Recorded data:
+ + + + +

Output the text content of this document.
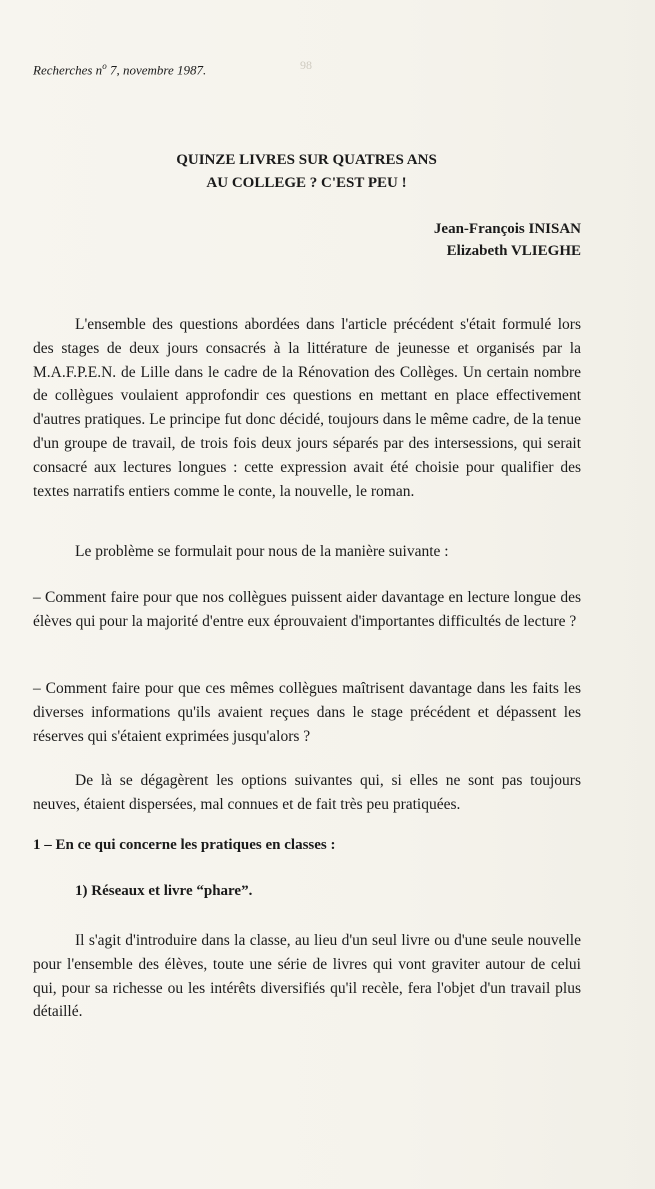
98
Recherches $n^o$ 7, novembre 1987.
QUINZE LIVRES SUR QUATRES ANS
AU COLLEGE ? C'EST PEU !
Jean-François INISAN
Elizabeth VLIEGHE

L'ensemble des questions abordées dans l'article précédent s'était formulé lors des stages de deux jours consacrés à la littérature de jeunesse et organisés par la M.A.F.P.E.N. de Lille dans le cadre de la Rénovation des Collèges. Un certain nombre de collègues voulaient approfondir ces questions en mettant en place effectivement d'autres pratiques. Le principe fut donc décidé, toujours dans le même cadre, de la tenue d'un groupe de travail, de trois fois deux jours séparés par des intersessions, qui serait consacré aux lectures longues : cette expression avait été choisie pour qualifier des textes narratifs entiers comme le conte, la nouvelle, le roman.

Le problème se formulait pour nous de la manière suivante :

– Comment faire pour que nos collègues puissent aider davantage en lecture longue des élèves qui pour la majorité d'entre eux éprouvaient d'importantes difficultés de lecture ?

– Comment faire pour que ces mêmes collègues maîtrisent davantage dans les faits les diverses informations qu'ils avaient reçues dans le stage précédent et dépassent les réserves qui s'étaient exprimées jusqu'alors ?

De là se dégagèrent les options suivantes qui, si elles ne sont pas toujours neuves, étaient dispersées, mal connues et de fait très peu pratiquées.

1 – En ce qui concerne les pratiques en classes :
1) Réseaux et livre “phare”.

Il s'agit d'introduire dans la classe, au lieu d'un seul livre ou d'une seule nouvelle pour l'ensemble des élèves, toute une série de livres qui vont graviter autour de celui qui, pour sa richesse ou les intérêts diversifiés qu'il recèle, fera l'objet d'un travail plus détaillé.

+ + + + +

§ Job
Quote every record above exactly, leaving out the pictures.

§ Solution to this exercise
Output the text content of this document.
98
Recherches $n^o$ 7, novembre 1987.
QUINZE LIVRES SUR QUATRES ANS
AU COLLEGE ? C'EST PEU !
Jean-François INISAN
Elizabeth VLIEGHE

L'ensemble des questions abordées dans l'article précédent s'était formulé lors des stages de deux jours consacrés à la littérature de jeunesse et organisés par la M.A.F.P.E.N. de Lille dans le cadre de la Rénovation des Collèges. Un certain nombre de collègues voulaient approfondir ces questions en mettant en place effectivement d'autres pratiques. Le principe fut donc décidé, toujours dans le même cadre, de la tenue d'un groupe de travail, de trois fois deux jours séparés par des intersessions, qui serait consacré aux lectures longues : cette expression avait été choisie pour qualifier des textes narratifs entiers comme le conte, la nouvelle, le roman.

Le problème se formulait pour nous de la manière suivante :

– Comment faire pour que nos collègues puissent aider davantage en lecture longue des élèves qui pour la majorité d'entre eux éprouvaient d'importantes difficultés de lecture ?

– Comment faire pour que ces mêmes collègues maîtrisent davantage dans les faits les diverses informations qu'ils avaient reçues dans le stage précédent et dépassent les réserves qui s'étaient exprimées jusqu'alors ?

De là se dégagèrent les options suivantes qui, si elles ne sont pas toujours neuves, étaient dispersées, mal connues et de fait très peu pratiquées.

1 – En ce qui concerne les pratiques en classes :
1) Réseaux et livre “phare”.

Il s'agit d'introduire dans la classe, au lieu d'un seul livre ou d'une seule nouvelle pour l'ensemble des élèves, toute une série de livres qui vont graviter autour de celui qui, pour sa richesse ou les intérêts diversifiés qu'il recèle, fera l'objet d'un travail plus détaillé.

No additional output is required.